───── DATA SHOWN

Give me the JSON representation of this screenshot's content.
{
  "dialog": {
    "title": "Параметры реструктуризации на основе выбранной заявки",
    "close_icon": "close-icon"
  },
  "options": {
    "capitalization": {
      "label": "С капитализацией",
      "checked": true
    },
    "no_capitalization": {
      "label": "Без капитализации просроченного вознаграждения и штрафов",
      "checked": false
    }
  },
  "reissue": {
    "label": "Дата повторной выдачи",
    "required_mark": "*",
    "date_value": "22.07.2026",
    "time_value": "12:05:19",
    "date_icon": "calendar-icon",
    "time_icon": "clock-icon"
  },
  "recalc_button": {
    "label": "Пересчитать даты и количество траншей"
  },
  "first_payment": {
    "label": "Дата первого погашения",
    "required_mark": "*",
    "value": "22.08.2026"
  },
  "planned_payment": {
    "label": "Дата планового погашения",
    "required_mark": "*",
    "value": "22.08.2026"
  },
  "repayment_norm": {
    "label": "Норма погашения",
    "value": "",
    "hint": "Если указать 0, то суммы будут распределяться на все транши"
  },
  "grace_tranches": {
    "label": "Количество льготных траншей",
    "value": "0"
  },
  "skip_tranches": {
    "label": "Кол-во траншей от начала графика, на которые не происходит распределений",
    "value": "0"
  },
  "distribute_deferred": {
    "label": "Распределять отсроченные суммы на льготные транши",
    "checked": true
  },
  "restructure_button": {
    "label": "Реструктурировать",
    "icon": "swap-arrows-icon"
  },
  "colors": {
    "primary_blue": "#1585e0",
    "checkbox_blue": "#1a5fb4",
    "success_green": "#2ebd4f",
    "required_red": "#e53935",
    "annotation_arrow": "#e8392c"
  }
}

──────────

AIM OF THE TASK
Single out each line of the records above with the string "погашения" in it, and copy it.

ANSWER FOR THE TASK
    "label": "Дата первого погашения",
    "label": "Дата планового погашения",
    "label": "Норма погашения",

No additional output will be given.